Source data
((

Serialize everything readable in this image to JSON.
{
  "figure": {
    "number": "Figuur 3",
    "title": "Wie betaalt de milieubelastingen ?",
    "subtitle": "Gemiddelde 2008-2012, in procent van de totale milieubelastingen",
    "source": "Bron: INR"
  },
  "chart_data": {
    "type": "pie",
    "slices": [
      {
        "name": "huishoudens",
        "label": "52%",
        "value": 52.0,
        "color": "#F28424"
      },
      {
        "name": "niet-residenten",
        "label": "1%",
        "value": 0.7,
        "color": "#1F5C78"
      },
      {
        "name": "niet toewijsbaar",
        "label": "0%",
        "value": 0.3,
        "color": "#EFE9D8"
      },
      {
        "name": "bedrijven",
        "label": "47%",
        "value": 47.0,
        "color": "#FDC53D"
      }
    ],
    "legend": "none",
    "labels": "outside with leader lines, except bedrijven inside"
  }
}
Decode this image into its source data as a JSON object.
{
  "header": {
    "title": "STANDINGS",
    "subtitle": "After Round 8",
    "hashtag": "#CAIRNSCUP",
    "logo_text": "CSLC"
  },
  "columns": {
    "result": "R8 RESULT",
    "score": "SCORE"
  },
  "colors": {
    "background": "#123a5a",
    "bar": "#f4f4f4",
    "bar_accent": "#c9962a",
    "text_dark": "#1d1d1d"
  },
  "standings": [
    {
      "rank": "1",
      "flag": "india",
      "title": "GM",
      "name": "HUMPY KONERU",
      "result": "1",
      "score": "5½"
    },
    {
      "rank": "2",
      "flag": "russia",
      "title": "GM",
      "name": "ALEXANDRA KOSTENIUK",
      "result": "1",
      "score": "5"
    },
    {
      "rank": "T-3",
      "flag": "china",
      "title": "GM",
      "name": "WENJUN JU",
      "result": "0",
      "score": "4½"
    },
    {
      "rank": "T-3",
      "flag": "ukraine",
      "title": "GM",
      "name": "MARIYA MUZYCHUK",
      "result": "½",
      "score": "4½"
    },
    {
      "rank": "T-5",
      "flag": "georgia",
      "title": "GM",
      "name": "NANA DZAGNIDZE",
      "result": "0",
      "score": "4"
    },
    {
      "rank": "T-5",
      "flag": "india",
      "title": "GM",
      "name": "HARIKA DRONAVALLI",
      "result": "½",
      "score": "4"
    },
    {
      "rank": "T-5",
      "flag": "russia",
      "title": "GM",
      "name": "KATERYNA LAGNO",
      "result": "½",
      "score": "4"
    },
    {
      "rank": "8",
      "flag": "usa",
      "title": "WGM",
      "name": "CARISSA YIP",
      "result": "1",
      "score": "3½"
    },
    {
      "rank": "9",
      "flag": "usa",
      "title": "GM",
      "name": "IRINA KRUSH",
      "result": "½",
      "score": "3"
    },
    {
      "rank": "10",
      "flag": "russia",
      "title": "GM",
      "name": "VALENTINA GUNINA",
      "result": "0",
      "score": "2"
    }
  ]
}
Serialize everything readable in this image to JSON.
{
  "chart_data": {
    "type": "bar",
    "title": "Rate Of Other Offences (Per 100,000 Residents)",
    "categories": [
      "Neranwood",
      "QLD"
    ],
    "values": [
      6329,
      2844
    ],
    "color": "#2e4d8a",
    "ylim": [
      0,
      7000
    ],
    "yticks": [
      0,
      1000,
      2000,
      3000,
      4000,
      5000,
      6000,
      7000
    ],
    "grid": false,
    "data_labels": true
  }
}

))

**Written instruction**
Return all of the above records exactly, leaving no line out.

**Solution to the problem**
Serialize everything readable in this image to JSON.
{
  "figure": {
    "number": "Figuur 3",
    "title": "Wie betaalt de milieubelastingen ?",
    "subtitle": "Gemiddelde 2008-2012, in procent van de totale milieubelastingen",
    "source": "Bron: INR"
  },
  "chart_data": {
    "type": "pie",
    "slices": [
      {
        "name": "huishoudens",
        "label": "52%",
        "value": 52.0,
        "color": "#F28424"
      },
      {
        "name": "niet-residenten",
        "label": "1%",
        "value": 0.7,
        "color": "#1F5C78"
      },
      {
        "name": "niet toewijsbaar",
        "label": "0%",
        "value": 0.3,
        "color": "#EFE9D8"
      },
      {
        "name": "bedrijven",
        "label": "47%",
        "value": 47.0,
        "color": "#FDC53D"
      }
    ],
    "legend": "none",
    "labels": "outside with leader lines, except bedrijven inside"
  }
}
Decode this image into its source data as a JSON object.
{
  "header": {
    "title": "STANDINGS",
    "subtitle": "After Round 8",
    "hashtag": "#CAIRNSCUP",
    "logo_text": "CSLC"
  },
  "columns": {
    "result": "R8 RESULT",
    "score": "SCORE"
  },
  "colors": {
    "background": "#123a5a",
    "bar": "#f4f4f4",
    "bar_accent": "#c9962a",
    "text_dark": "#1d1d1d"
  },
  "standings": [
    {
      "rank": "1",
      "flag": "india",
      "title": "GM",
      "name": "HUMPY KONERU",
      "result": "1",
      "score": "5½"
    },
    {
      "rank": "2",
      "flag": "russia",
      "title": "GM",
      "name": "ALEXANDRA KOSTENIUK",
      "result": "1",
      "score": "5"
    },
    {
      "rank": "T-3",
      "flag": "china",
      "title": "GM",
      "name": "WENJUN JU",
      "result": "0",
      "score": "4½"
    },
    {
      "rank": "T-3",
      "flag": "ukraine",
      "title": "GM",
      "name": "MARIYA MUZYCHUK",
      "result": "½",
      "score": "4½"
    },
    {
      "rank": "T-5",
      "flag": "georgia",
      "title": "GM",
      "name": "NANA DZAGNIDZE",
      "result": "0",
      "score": "4"
    },
    {
      "rank": "T-5",
      "flag": "india",
      "title": "GM",
      "name": "HARIKA DRONAVALLI",
      "result": "½",
      "score": "4"
    },
    {
      "rank": "T-5",
      "flag": "russia",
      "title": "GM",
      "name": "KATERYNA LAGNO",
      "result": "½",
      "score": "4"
    },
    {
      "rank": "8",
      "flag": "usa",
      "title": "WGM",
      "name": "CARISSA YIP",
      "result": "1",
      "score": "3½"
    },
    {
      "rank": "9",
      "flag": "usa",
      "title": "GM",
      "name": "IRINA KRUSH",
      "result": "½",
      "score": "3"
    },
    {
      "rank": "10",
      "flag": "russia",
      "title": "GM",
      "name": "VALENTINA GUNINA",
      "result": "0",
      "score": "2"
    }
  ]
}
Serialize everything readable in this image to JSON.
{
  "chart_data": {
    "type": "bar",
    "title": "Rate Of Other Offences (Per 100,000 Residents)",
    "categories": [
      "Neranwood",
      "QLD"
    ],
    "values": [
      6329,
      2844
    ],
    "color": "#2e4d8a",
    "ylim": [
      0,
      7000
    ],
    "yticks": [
      0,
      1000,
      2000,
      3000,
      4000,
      5000,
      6000,
      7000
    ],
    "grid": false,
    "data_labels": true
  }
}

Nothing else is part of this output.